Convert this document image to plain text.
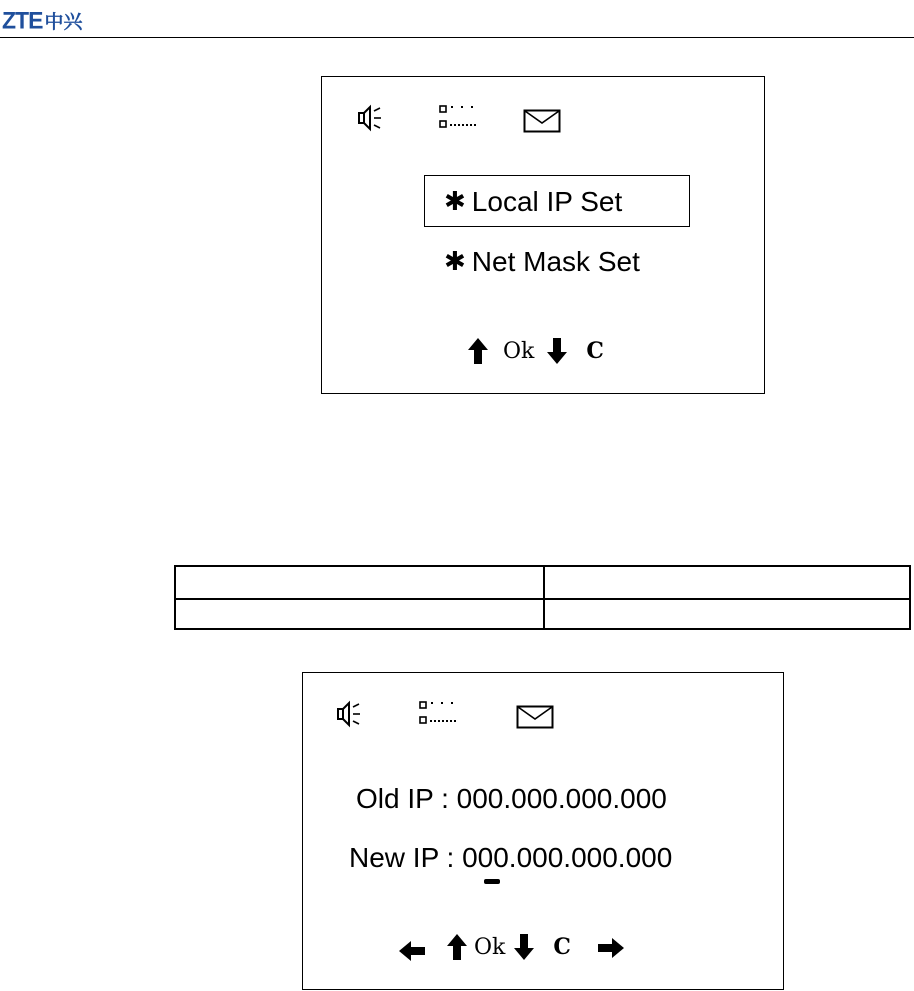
ZTE 中兴
✱ Local IP Set
✱ Net Mask Set
Ok C
Old IP : 000.000.000.000
New IP : 000.000.000.000
Ok C
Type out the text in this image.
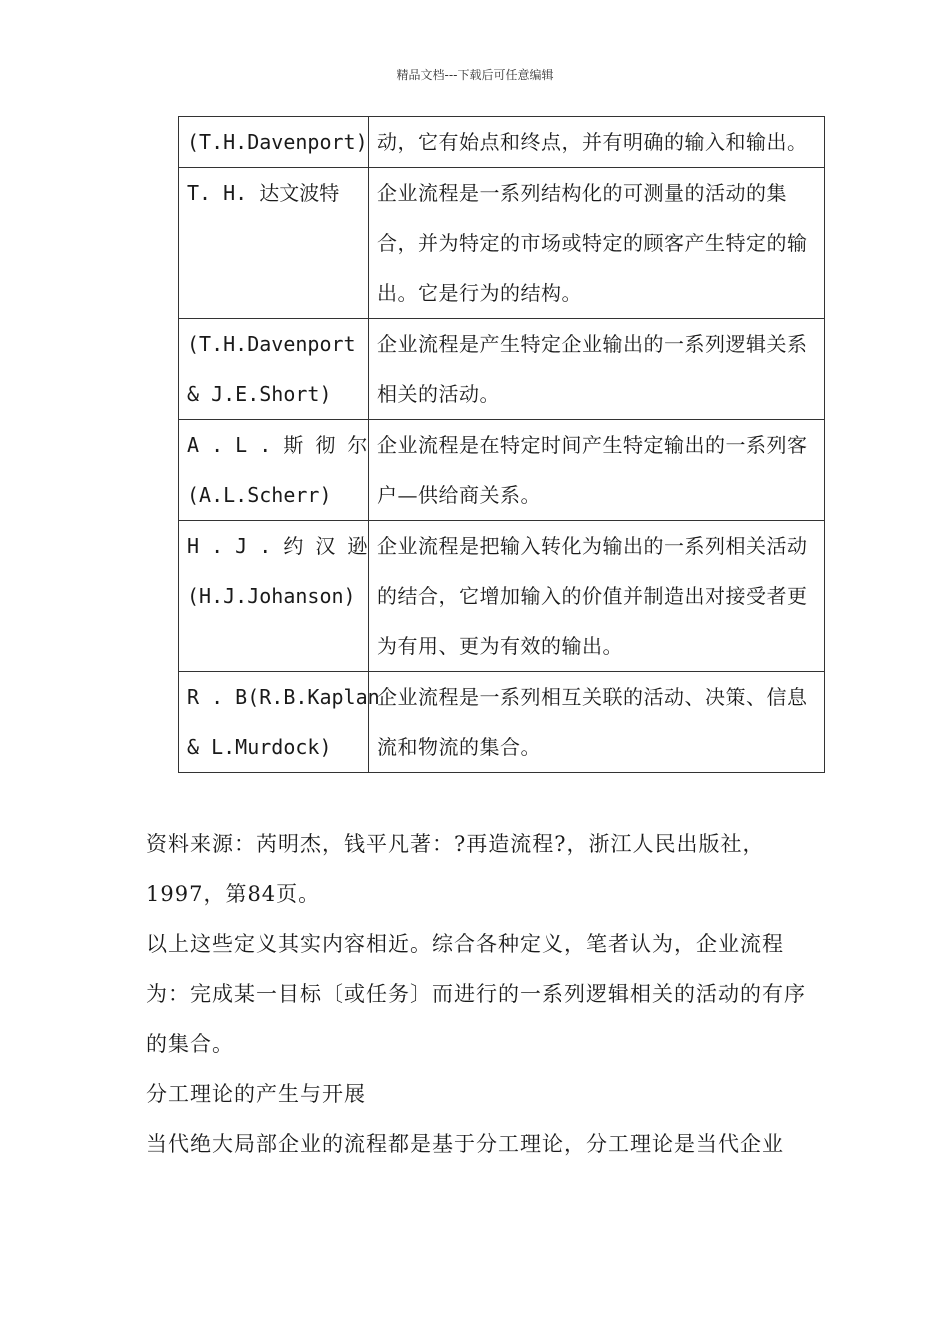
精品文档---下载后可任意编辑
(T.H.Davenport)	动，它有始点和终点，并有明确的输入和输出。

T. H. 达文波特	企业流程是一系列结构化的可测量的活动的集合，并为特定的市场或特定的顾客产生特定的输出。它是行为的结构。

(T.H.Davenport
& J.E.Short)	企业流程是产生特定企业输出的一系列逻辑关系相关的活动。

A . L . 斯 彻 尔
(A.L.Scherr)	企业流程是在特定时间产生特定输出的一系列客户—供给商关系。

H . J . 约 汉 逊
(H.J.Johanson)	企业流程是把输入转化为输出的一系列相关活动的结合，它增加输入的价值并制造出对接受者更为有用、更为有效的输出。

R . B(R.B.Kaplan
& L.Murdock)	企业流程是一系列相互关联的活动、决策、信息流和物流的集合。

资料来源：芮明杰，钱平凡著：?再造流程?，浙江人民出版社，1997，第84页。

以上这些定义其实内容相近。综合各种定义，笔者认为，企业流程为：完成某一目标〔或任务〕而进行的一系列逻辑相关的活动的有序的集合。

分工理论的产生与开展

当代绝大局部企业的流程都是基于分工理论，分工理论是当代企业
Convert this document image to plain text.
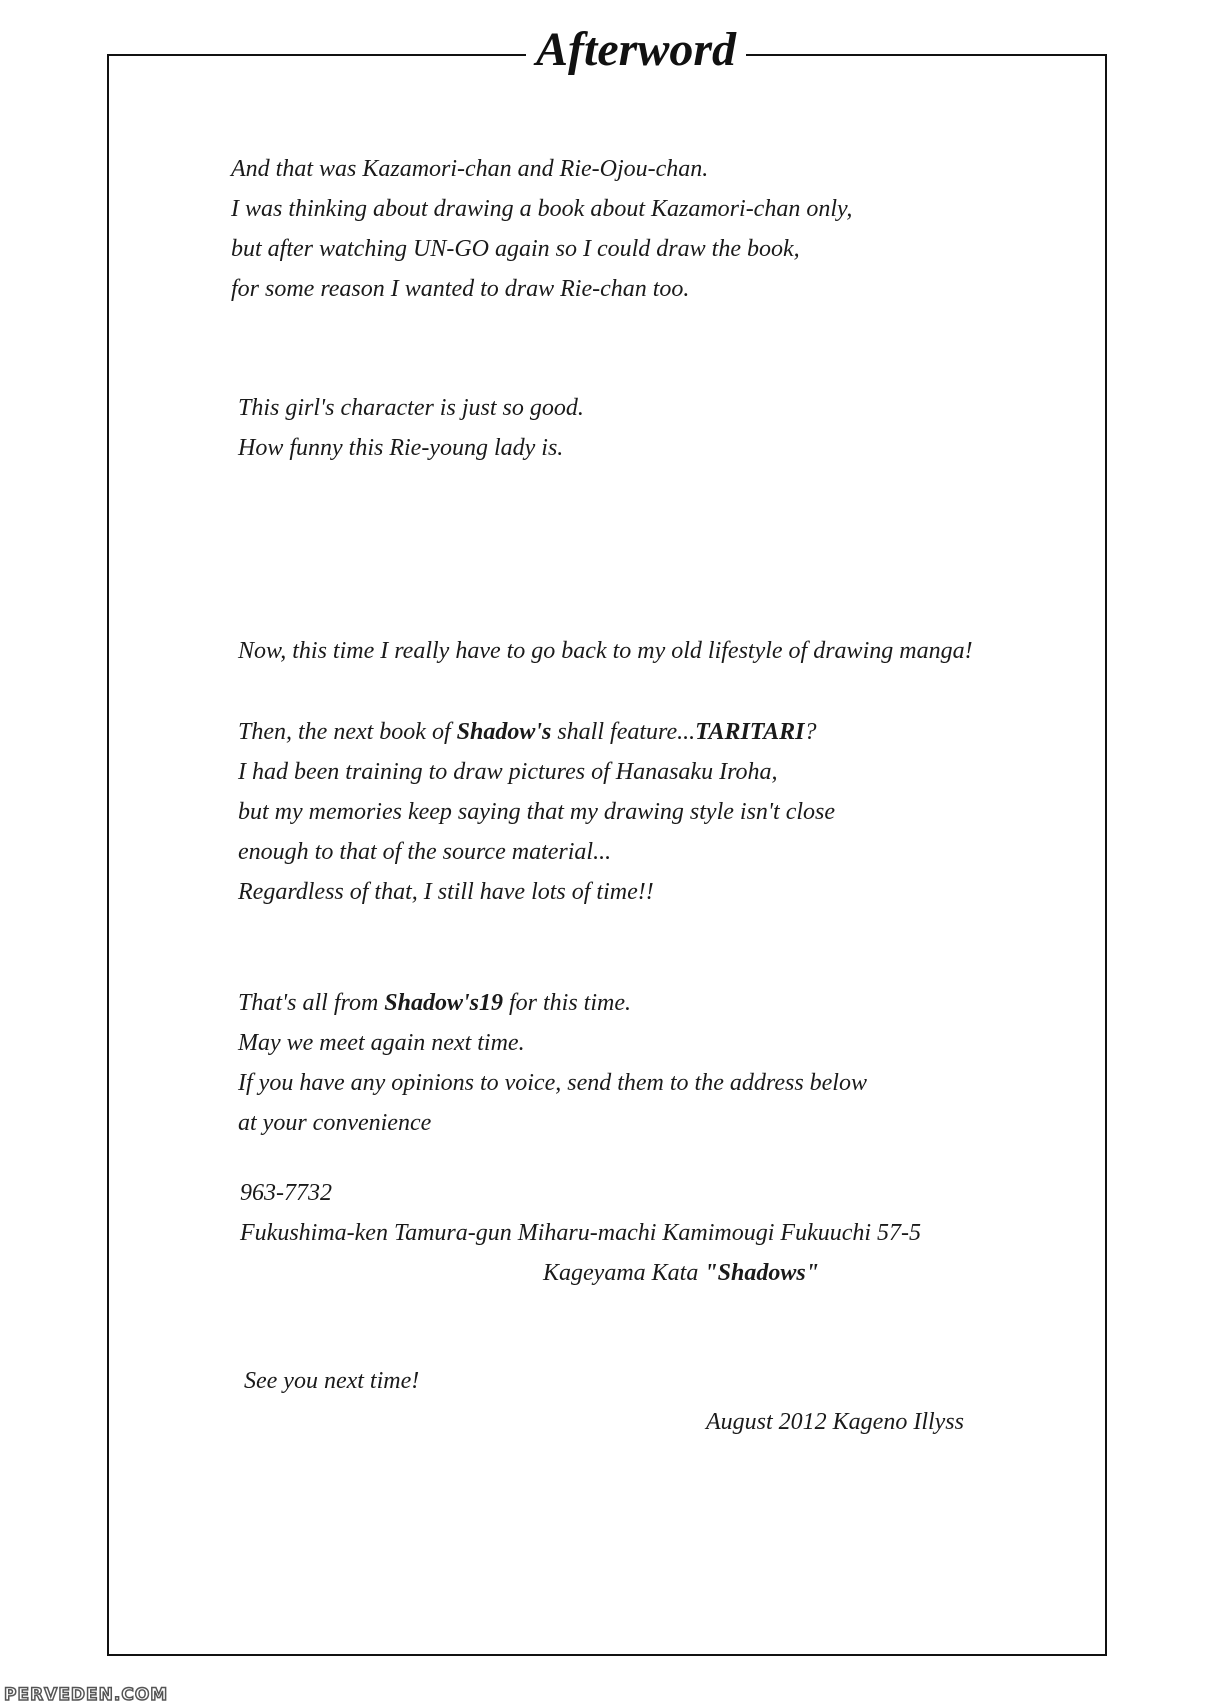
Afterword

And that was Kazamori-chan and Rie-Ojou-chan.
I was thinking about drawing a book about Kazamori-chan only,
but after watching UN-GO again so I could draw the book,
for some reason I wanted to draw Rie-chan too.

This girl's character is just so good.
How funny this Rie-young lady is.

Now, this time I really have to go back to my old lifestyle of drawing manga!

Then, the next book of Shadow's shall feature...TARITARI?
I had been training to draw pictures of Hanasaku Iroha,
but my memories keep saying that my drawing style isn't close
enough to that of the source material...
Regardless of that, I still have lots of time!!

That's all from Shadow's19 for this time.
May we meet again next time.
If you have any opinions to voice, send them to the address below
at your convenience

963-7732
Fukushima-ken Tamura-gun Miharu-machi Kamimougi Fukuuchi 57-5

Kageyama Kata "Shadows"

See you next time!

August 2012 Kageno Illyss

PERVEDEN.COM
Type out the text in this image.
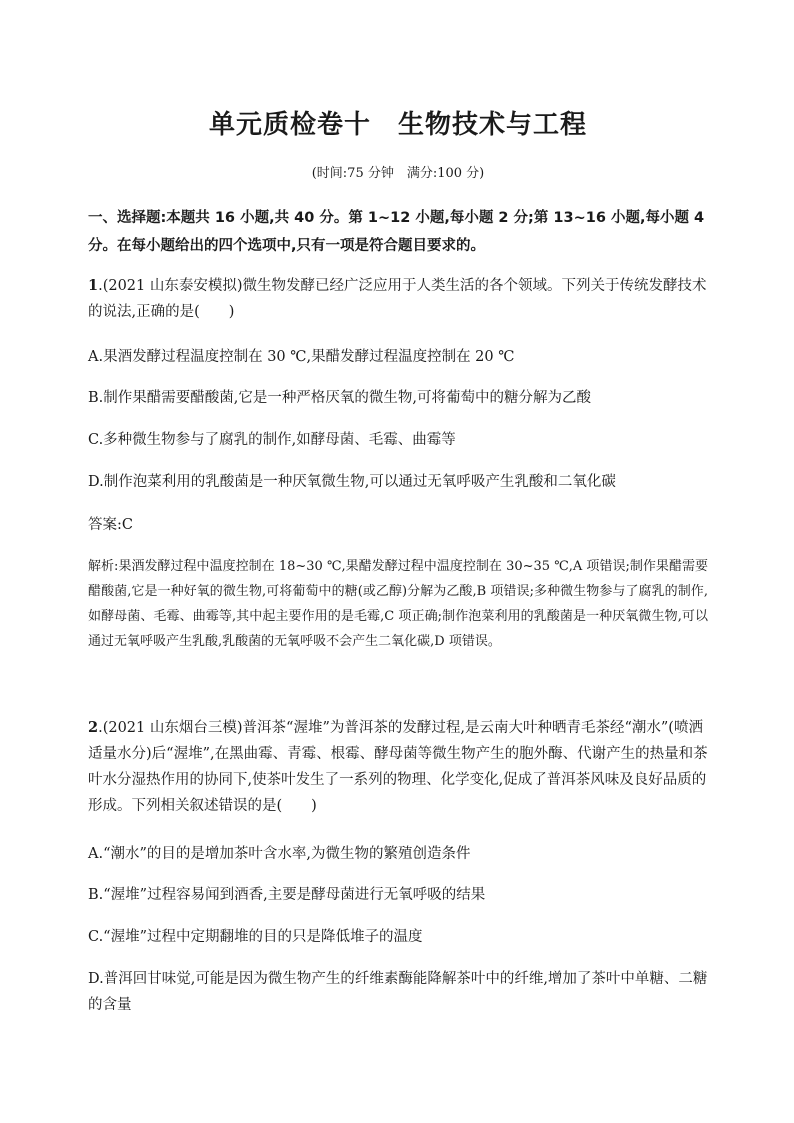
单元质检卷十　生物技术与工程
(时间:75 分钟　满分:100 分)
一、选择题:本题共 16 小题,共 40 分。第 1~12 小题,每小题 2 分;第 13~16 小题,每小题 4 分。在每小题给出的四个选项中,只有一项是符合题目要求的。
1.(2021 山东泰安模拟)微生物发酵已经广泛应用于人类生活的各个领域。下列关于传统发酵技术的说法,正确的是(　　)
A.果酒发酵过程温度控制在 30 ℃,果醋发酵过程温度控制在 20 ℃
B.制作果醋需要醋酸菌,它是一种严格厌氧的微生物,可将葡萄中的糖分解为乙酸
C.多种微生物参与了腐乳的制作,如酵母菌、毛霉、曲霉等
D.制作泡菜利用的乳酸菌是一种厌氧微生物,可以通过无氧呼吸产生乳酸和二氧化碳
答案:C
解析:果酒发酵过程中温度控制在 18~30 ℃,果醋发酵过程中温度控制在 30~35 ℃,A 项错误;制作果醋需要醋酸菌,它是一种好氧的微生物,可将葡萄中的糖(或乙醇)分解为乙酸,B 项错误;多种微生物参与了腐乳的制作,如酵母菌、毛霉、曲霉等,其中起主要作用的是毛霉,C 项正确;制作泡菜利用的乳酸菌是一种厌氧微生物,可以通过无氧呼吸产生乳酸,乳酸菌的无氧呼吸不会产生二氧化碳,D 项错误。
2.(2021 山东烟台三模)普洱茶“渥堆”为普洱茶的发酵过程,是云南大叶种晒青毛茶经“潮水”(喷洒适量水分)后“渥堆”,在黑曲霉、青霉、根霉、酵母菌等微生物产生的胞外酶、代谢产生的热量和茶叶水分湿热作用的协同下,使茶叶发生了一系列的物理、化学变化,促成了普洱茶风味及良好品质的形成。下列相关叙述错误的是(　　)
A.“潮水”的目的是增加茶叶含水率,为微生物的繁殖创造条件
B.“渥堆”过程容易闻到酒香,主要是酵母菌进行无氧呼吸的结果
C.“渥堆”过程中定期翻堆的目的只是降低堆子的温度
D.普洱回甘味觉,可能是因为微生物产生的纤维素酶能降解茶叶中的纤维,增加了茶叶中单糖、二糖的含量
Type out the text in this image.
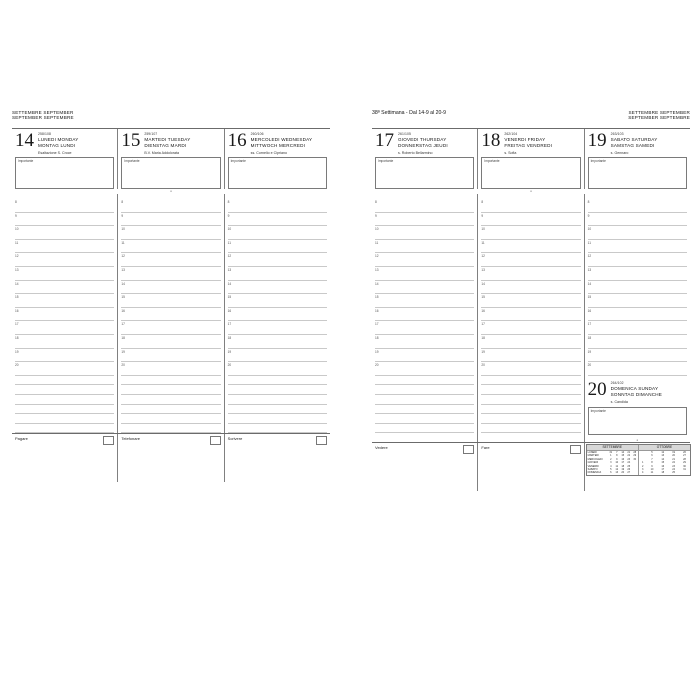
SETTEMBRE SEPTEMBER
SEPTEMBER SEPTEMBRE
14 258/108
LUNEDI MONDAY
MONTAG LUNDI
Esaltazione S. Croce
Importante
15 259/107
MARTEDI TUESDAY
DIENSTAG MARDI
B.V. Maria Addolorata
Importante
16 260/106
MERCOLEDI WEDNESDAY
MITTWOCH MERCREDI
ss. Cornelio e Cipriano
Importante
●
8
9
10
11
12
13
14
15
16
17
18
19
20
8
9
10
11
12
13
14
15
16
17
18
19
20
8
9
10
11
12
13
14
15
16
17
18
19
20
Pagare	Telefonare	Scrivere
38ª Settimana - Dal 14-9 al 20-9	SETTEMBRE SEPTEMBER
SEPTEMBER SEPTEMBRE
17 261/105
GIOVEDI THURSDAY
DONNERSTAG JEUDI
s. Roberto Bellarmino
Importante
18 262/104
VENERDI FRIDAY
FREITAG VENDREDI
s. Sofia
Importante
19 263/103
SABATO SATURDAY
SAMSTAG SAMEDI
s. Gennaro
Importante
●
8
9
10
11
12
13
14
15
16
17
18
19
20
8
9
10
11
12
13
14
15
16
17
18
19
20
8
9
10
11
12
13
14
15
16
17
18
19
20
20 264/102
DOMENICA SUNDAY
SONNTAG DIMANCHE
s. Candida
Importante
●
Vedere	Fare	SETTEMBRE
LUNEDI	31	7	14	21	28
MARTEDI	1	8	15	22	29
MERCOLEDI	2	9	16	23	30
GIOVEDI	3	10	17	24	
VENERDI	4	11	18	25	
SABATO	5	12	19	26	
DOMENICA	6	13	20	27	
OTTOBRE
	5	12	19	26
	6	13	20	27
	7	14	21	28
1	8	15	22	29
2	9	16	23	30
3	10	17	24	31
4	11	18	25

*EXERCISE OBJECTIVE:* Extract the full listing above verbatim; pictures are to be left out of the copy.

*COMPLETE OUTPUT:*
Convert this document image to plain text.
ZTE 中兴
✱ Local IP Set
✱ Net Mask Set
Ok C
Old IP : 000.000.000.000
New IP : 000.000.000.000
Ok C
Type out the text in this image.
精品文档---下载后可任意编辑
(T.H.Davenport)	动，它有始点和终点，并有明确的输入和输出。

T. H. 达文波特	企业流程是一系列结构化的可测量的活动的集合，并为特定的市场或特定的顾客产生特定的输出。它是行为的结构。

(T.H.Davenport
& J.E.Short)	企业流程是产生特定企业输出的一系列逻辑关系相关的活动。

A . L . 斯 彻 尔
(A.L.Scherr)	企业流程是在特定时间产生特定输出的一系列客户—供给商关系。

H . J . 约 汉 逊
(H.J.Johanson)	企业流程是把输入转化为输出的一系列相关活动的结合，它增加输入的价值并制造出对接受者更为有用、更为有效的输出。

R . B(R.B.Kaplan
& L.Murdock)	企业流程是一系列相互关联的活动、决策、信息流和物流的集合。

资料来源：芮明杰，钱平凡著：?再造流程?，浙江人民出版社，1997，第84页。

以上这些定义其实内容相近。综合各种定义，笔者认为，企业流程为：完成某一目标〔或任务〕而进行的一系列逻辑相关的活动的有序的集合。

分工理论的产生与开展

当代绝大局部企业的流程都是基于分工理论，分工理论是当代企业
Convert this document image to plain text.
Afterword

And that was Kazamori-chan and Rie-Ojou-chan.
I was thinking about drawing a book about Kazamori-chan only,
but after watching UN-GO again so I could draw the book,
for some reason I wanted to draw Rie-chan too.

This girl's character is just so good.
How funny this Rie-young lady is.

Now, this time I really have to go back to my old lifestyle of drawing manga!

Then, the next book of Shadow's shall feature...TARITARI?
I had been training to draw pictures of Hanasaku Iroha,
but my memories keep saying that my drawing style isn't close
enough to that of the source material...
Regardless of that, I still have lots of time!!

That's all from Shadow's19 for this time.
May we meet again next time.
If you have any opinions to voice, send them to the address below
at your convenience

963-7732
Fukushima-ken Tamura-gun Miharu-machi Kamimougi Fukuuchi 57-5

Kageyama Kata "Shadows"

See you next time!

August 2012 Kageno Illyss

PERVEDEN.COM
Type out the text in this image.
单元质检卷十　生物技术与工程
(时间:75 分钟　满分:100 分)
一、选择题:本题共 16 小题,共 40 分。第 1~12 小题,每小题 2 分;第 13~16 小题,每小题 4 分。在每小题给出的四个选项中,只有一项是符合题目要求的。
1.(2021 山东泰安模拟)微生物发酵已经广泛应用于人类生活的各个领域。下列关于传统发酵技术的说法,正确的是(　　)
A.果酒发酵过程温度控制在 30 ℃,果醋发酵过程温度控制在 20 ℃
B.制作果醋需要醋酸菌,它是一种严格厌氧的微生物,可将葡萄中的糖分解为乙酸
C.多种微生物参与了腐乳的制作,如酵母菌、毛霉、曲霉等
D.制作泡菜利用的乳酸菌是一种厌氧微生物,可以通过无氧呼吸产生乳酸和二氧化碳
答案:C
解析:果酒发酵过程中温度控制在 18~30 ℃,果醋发酵过程中温度控制在 30~35 ℃,A 项错误;制作果醋需要醋酸菌,它是一种好氧的微生物,可将葡萄中的糖(或乙醇)分解为乙酸,B 项错误;多种微生物参与了腐乳的制作,如酵母菌、毛霉、曲霉等,其中起主要作用的是毛霉,C 项正确;制作泡菜利用的乳酸菌是一种厌氧微生物,可以通过无氧呼吸产生乳酸,乳酸菌的无氧呼吸不会产生二氧化碳,D 项错误。
2.(2021 山东烟台三模)普洱茶“渥堆”为普洱茶的发酵过程,是云南大叶种晒青毛茶经“潮水”(喷洒适量水分)后“渥堆”,在黑曲霉、青霉、根霉、酵母菌等微生物产生的胞外酶、代谢产生的热量和茶叶水分湿热作用的协同下,使茶叶发生了一系列的物理、化学变化,促成了普洱茶风味及良好品质的形成。下列相关叙述错误的是(　　)
A.“潮水”的目的是增加茶叶含水率,为微生物的繁殖创造条件
B.“渥堆”过程容易闻到酒香,主要是酵母菌进行无氧呼吸的结果
C.“渥堆”过程中定期翻堆的目的只是降低堆子的温度
D.普洱回甘味觉,可能是因为微生物产生的纤维素酶能降解茶叶中的纤维,增加了茶叶中单糖、二糖的含量
Type out the text in this image.
SETTEMBRE SEPTEMBER
SEPTEMBER SEPTEMBRE
14 258/108
LUNEDI MONDAY
MONTAG LUNDI
Esaltazione S. Croce
Importante
15 259/107
MARTEDI TUESDAY
DIENSTAG MARDI
B.V. Maria Addolorata
Importante
16 260/106
MERCOLEDI WEDNESDAY
MITTWOCH MERCREDI
ss. Cornelio e Cipriano
Importante
●
8
9
10
11
12
13
14
15
16
17
18
19
20
8
9
10
11
12
13
14
15
16
17
18
19
20
8
9
10
11
12
13
14
15
16
17
18
19
20
Pagare	Telefonare	Scrivere
38ª Settimana - Dal 14-9 al 20-9	SETTEMBRE SEPTEMBER
SEPTEMBER SEPTEMBRE
17 261/105
GIOVEDI THURSDAY
DONNERSTAG JEUDI
s. Roberto Bellarmino
Importante
18 262/104
VENERDI FRIDAY
FREITAG VENDREDI
s. Sofia
Importante
19 263/103
SABATO SATURDAY
SAMSTAG SAMEDI
s. Gennaro
Importante
●
8
9
10
11
12
13
14
15
16
17
18
19
20
8
9
10
11
12
13
14
15
16
17
18
19
20
8
9
10
11
12
13
14
15
16
17
18
19
20
20 264/102
DOMENICA SUNDAY
SONNTAG DIMANCHE
s. Candida
Importante
●
Vedere	Fare	SETTEMBRE
LUNEDI	31	7	14	21	28
MARTEDI	1	8	15	22	29
MERCOLEDI	2	9	16	23	30
GIOVEDI	3	10	17	24	
VENERDI	4	11	18	25	
SABATO	5	12	19	26	
DOMENICA	6	13	20	27	
OTTOBRE
	5	12	19	26
	6	13	20	27
	7	14	21	28
1	8	15	22	29
2	9	16	23	30
3	10	17	24	31
4	11	18	25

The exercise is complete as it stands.